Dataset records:
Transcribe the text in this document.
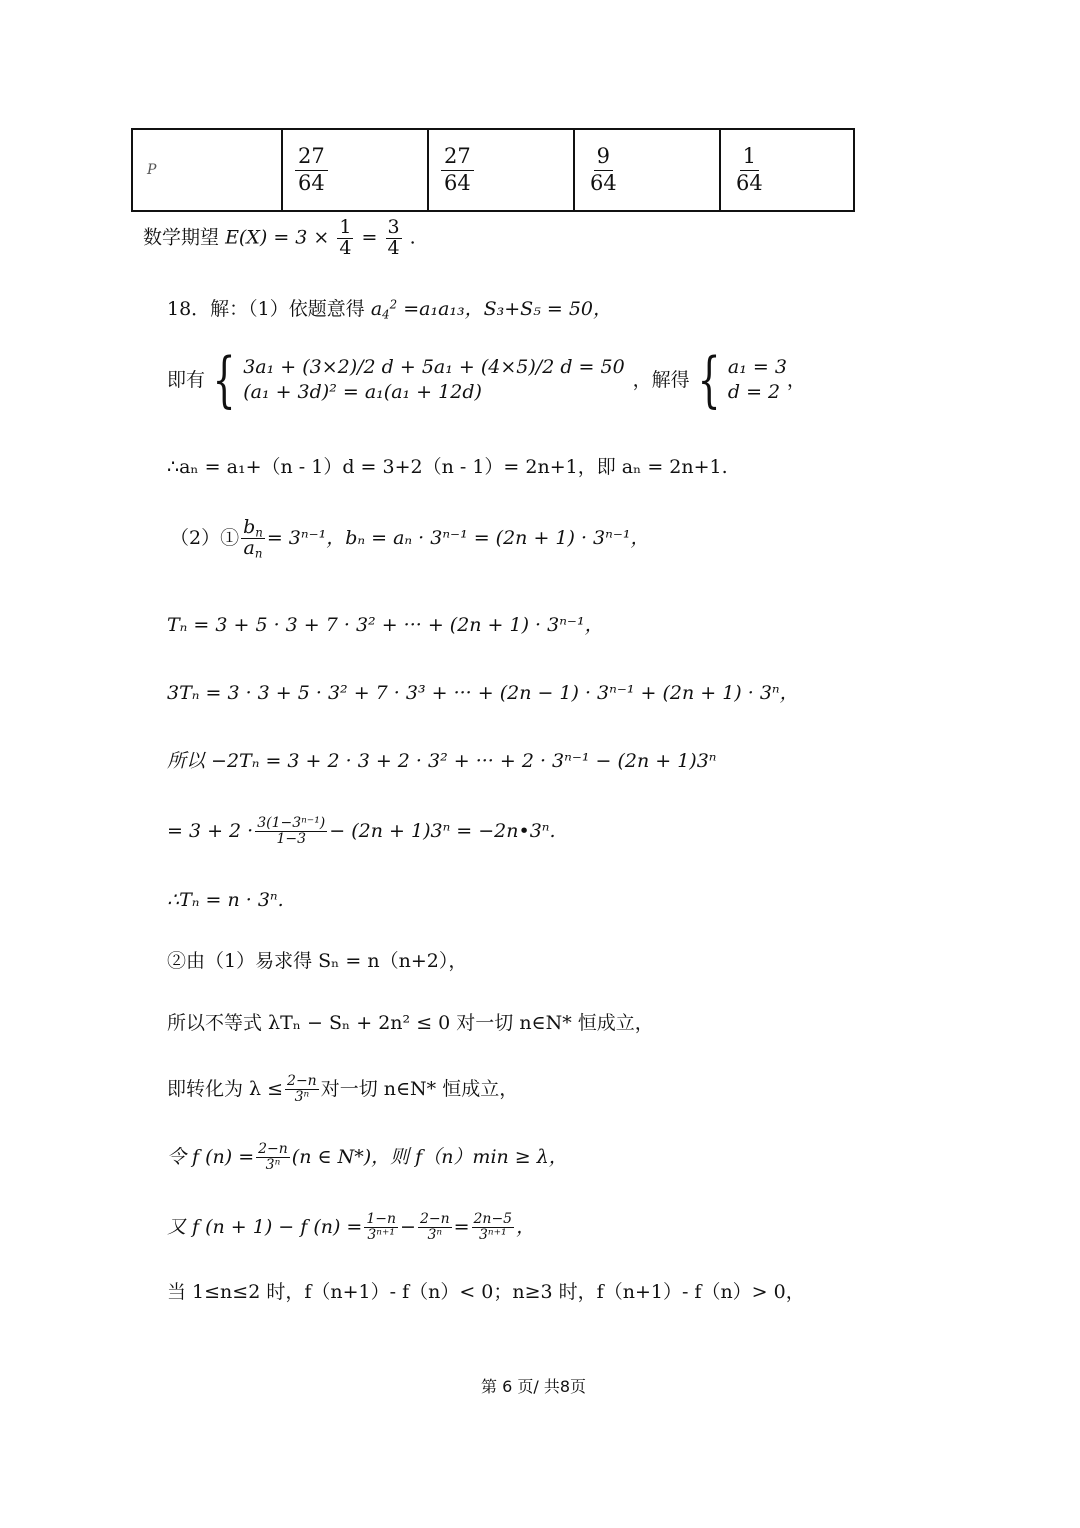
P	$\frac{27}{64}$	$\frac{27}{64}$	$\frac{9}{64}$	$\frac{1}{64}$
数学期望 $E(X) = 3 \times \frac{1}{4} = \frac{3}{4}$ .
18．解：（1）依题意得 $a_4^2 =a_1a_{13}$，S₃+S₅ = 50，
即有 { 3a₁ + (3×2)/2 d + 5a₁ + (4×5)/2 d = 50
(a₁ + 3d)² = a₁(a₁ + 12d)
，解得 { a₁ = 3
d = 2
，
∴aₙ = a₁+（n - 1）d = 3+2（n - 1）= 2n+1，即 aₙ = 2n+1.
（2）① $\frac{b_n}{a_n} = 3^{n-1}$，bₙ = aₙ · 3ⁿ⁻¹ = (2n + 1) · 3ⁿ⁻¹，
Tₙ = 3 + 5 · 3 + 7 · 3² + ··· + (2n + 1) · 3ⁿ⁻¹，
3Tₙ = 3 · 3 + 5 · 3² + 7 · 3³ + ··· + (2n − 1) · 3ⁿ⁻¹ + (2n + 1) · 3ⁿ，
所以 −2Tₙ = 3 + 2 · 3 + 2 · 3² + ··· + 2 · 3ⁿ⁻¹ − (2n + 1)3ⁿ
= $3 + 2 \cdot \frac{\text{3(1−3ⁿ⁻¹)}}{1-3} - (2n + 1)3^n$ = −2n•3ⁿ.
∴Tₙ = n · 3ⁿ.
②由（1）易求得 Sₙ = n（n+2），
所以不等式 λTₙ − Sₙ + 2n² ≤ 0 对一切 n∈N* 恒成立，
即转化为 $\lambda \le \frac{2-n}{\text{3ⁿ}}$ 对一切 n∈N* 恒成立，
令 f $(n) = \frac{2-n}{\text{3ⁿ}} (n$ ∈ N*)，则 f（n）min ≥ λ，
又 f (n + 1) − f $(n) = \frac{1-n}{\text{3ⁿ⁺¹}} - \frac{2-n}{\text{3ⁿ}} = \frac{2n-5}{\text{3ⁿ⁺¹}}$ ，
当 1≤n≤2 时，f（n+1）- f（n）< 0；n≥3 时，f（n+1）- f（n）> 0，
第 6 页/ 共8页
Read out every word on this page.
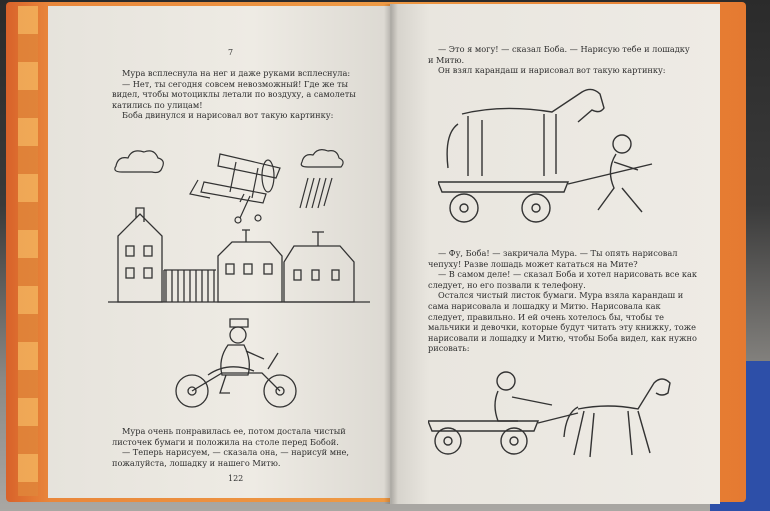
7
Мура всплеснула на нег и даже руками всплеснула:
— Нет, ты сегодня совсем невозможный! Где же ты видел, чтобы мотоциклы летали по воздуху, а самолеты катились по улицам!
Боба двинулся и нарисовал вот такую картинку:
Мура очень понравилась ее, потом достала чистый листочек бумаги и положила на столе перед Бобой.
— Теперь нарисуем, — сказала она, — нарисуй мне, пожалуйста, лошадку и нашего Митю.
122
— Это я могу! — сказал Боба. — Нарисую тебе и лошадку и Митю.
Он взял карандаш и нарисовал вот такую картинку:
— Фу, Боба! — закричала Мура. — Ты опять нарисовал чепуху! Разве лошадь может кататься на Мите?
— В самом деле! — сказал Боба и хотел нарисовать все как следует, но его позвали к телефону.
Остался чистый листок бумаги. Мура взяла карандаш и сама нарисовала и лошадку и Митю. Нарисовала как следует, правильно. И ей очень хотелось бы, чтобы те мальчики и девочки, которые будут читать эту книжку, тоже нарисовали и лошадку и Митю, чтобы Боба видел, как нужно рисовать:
...
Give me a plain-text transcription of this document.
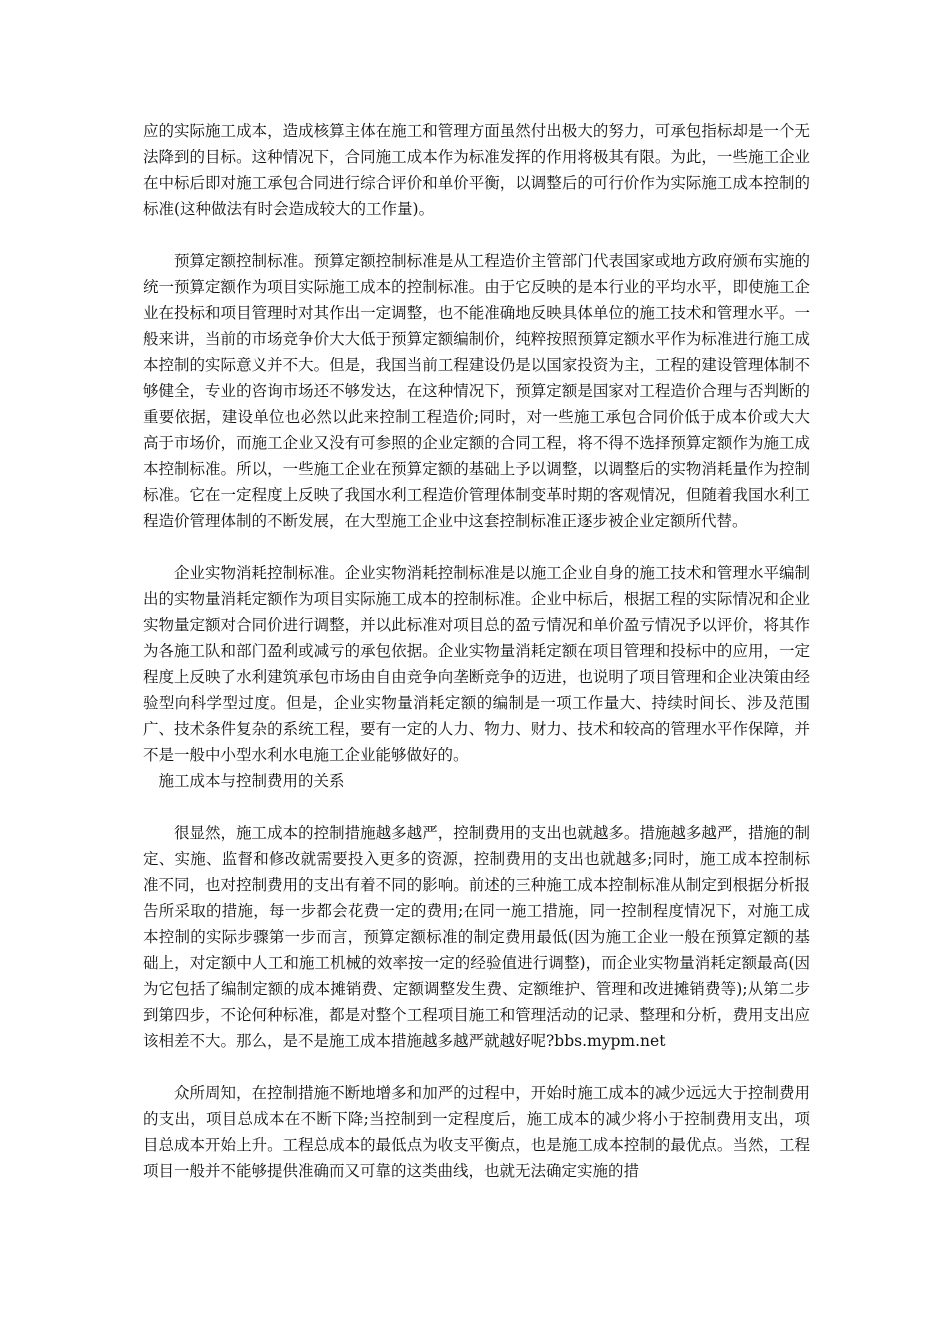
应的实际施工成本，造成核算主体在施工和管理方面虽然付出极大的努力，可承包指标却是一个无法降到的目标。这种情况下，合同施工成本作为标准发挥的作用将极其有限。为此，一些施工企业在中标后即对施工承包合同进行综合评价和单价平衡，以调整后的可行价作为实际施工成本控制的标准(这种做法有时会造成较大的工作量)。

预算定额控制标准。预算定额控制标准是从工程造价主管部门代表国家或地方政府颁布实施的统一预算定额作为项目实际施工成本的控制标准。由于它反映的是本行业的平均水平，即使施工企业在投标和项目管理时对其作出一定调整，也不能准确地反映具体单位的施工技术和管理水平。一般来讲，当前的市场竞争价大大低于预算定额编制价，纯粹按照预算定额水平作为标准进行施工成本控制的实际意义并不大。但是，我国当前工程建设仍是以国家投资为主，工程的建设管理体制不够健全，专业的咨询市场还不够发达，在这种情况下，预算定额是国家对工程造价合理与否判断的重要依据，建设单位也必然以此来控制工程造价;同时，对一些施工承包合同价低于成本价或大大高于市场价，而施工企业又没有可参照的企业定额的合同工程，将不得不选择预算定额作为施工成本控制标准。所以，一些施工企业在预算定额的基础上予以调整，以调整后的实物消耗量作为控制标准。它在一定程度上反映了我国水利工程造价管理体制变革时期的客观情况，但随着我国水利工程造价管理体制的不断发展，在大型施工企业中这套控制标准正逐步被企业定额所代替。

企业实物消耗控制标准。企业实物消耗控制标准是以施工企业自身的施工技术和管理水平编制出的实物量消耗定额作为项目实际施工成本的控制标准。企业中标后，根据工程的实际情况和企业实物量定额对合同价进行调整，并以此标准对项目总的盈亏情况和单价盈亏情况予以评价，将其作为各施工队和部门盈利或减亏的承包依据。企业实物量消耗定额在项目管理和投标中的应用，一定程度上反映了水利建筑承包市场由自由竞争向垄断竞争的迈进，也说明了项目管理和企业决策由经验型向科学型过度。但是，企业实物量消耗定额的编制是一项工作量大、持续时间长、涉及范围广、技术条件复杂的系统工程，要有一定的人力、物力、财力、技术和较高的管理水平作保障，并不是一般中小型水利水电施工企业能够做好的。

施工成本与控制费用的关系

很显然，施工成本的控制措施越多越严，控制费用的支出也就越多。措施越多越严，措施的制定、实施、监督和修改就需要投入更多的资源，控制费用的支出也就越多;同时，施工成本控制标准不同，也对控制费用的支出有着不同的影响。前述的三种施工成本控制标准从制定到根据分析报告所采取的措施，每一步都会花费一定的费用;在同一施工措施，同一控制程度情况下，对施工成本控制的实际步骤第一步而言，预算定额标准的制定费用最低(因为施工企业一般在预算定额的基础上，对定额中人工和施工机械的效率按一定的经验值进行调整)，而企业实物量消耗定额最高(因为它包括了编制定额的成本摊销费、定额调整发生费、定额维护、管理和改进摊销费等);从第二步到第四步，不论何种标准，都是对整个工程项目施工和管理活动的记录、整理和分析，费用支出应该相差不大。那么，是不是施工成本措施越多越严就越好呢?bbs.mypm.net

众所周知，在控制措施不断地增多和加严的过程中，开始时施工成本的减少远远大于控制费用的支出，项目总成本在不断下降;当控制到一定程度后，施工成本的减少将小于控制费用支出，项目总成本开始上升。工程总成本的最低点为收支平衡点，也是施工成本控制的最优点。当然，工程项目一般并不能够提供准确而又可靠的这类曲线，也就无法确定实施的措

## Task to carry out:
Pull out the lines above in which the word "картинку" appears.

## Written solution:
Боба двинулся и нарисовал вот такую картинку:
Он взял карандаш и нарисовал вот такую картинку:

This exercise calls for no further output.